Although some programmers prefer Perl and some prefer Tcl, everyone loves Tk. As we mentioned earlier, Tk was originally available only for Tcl, but in 1995, Nick Ing-Simmons (following up from Malcolm Beattie's initial work at Oxford University) removed Tk's original intrinsic need for Tcl and produced a much more portable set of code. He made this code directly acessible to many more languages, and it became known as pTk (portable Tk). As an encore, he wrapped this ported code in Perl, creating the Tk.pm Perl module. Thus, another open source star—Perl/Tk—was born.

**Information supplied**
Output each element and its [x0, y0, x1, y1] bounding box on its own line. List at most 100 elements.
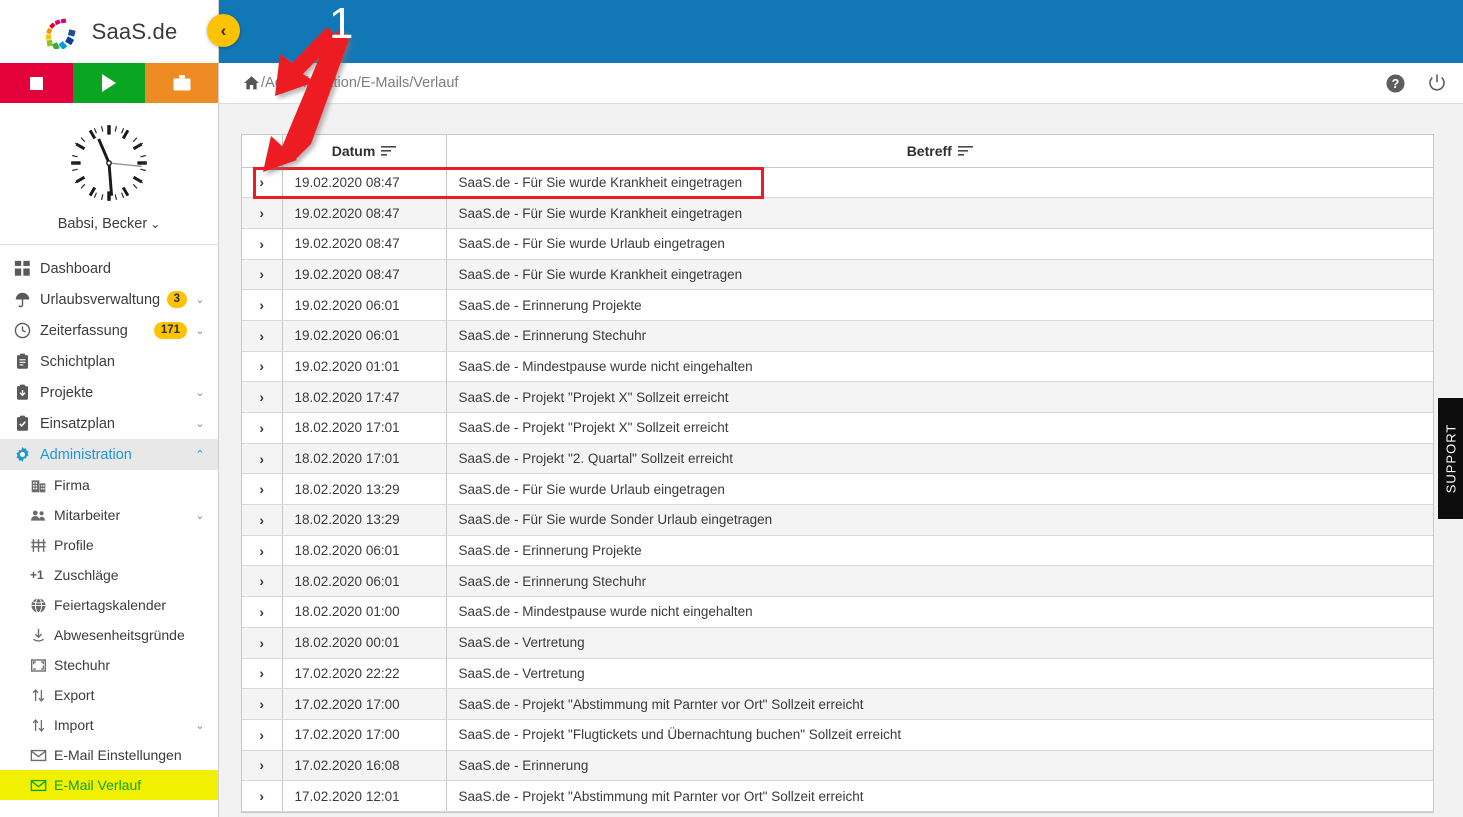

**What this task involves**
Write what comes next in the passage on how Perl/Tk began, starting after its last sentence. The material comes from a different source than the passage on how Perl/Tk began.

**Solved exercise**
Perl/Tk is an excellent scripted alternative to Tcl/Tk. If you've decided that the Perl DBI application interface is a good bet for quickly prototyping useful Oracle database tools and applications, then you'll find that one of the best ways of wrapping them up is within a Perl/Tk GUI program. Aided and abetted by a growing army of evangelists (including the indefatigable Stephen Lidie), Perl/Tk has flowered into an amazing collection of widgets, fulfilling virtually every widget collector's desire. Ing-Simmons' development of the Tk800 port (encompassing Win32's look-and-feel), combined with the robust growth of ActivePerl, means that Perl/Tk is now available on Solaris, Linux, and virtually every other flavor of Unix and Windows. Of course, the major benefit is that we can now use all of our Perl DBI/DBD::Oracle functionality within a superb GUI toolkit across a wide range of platforms.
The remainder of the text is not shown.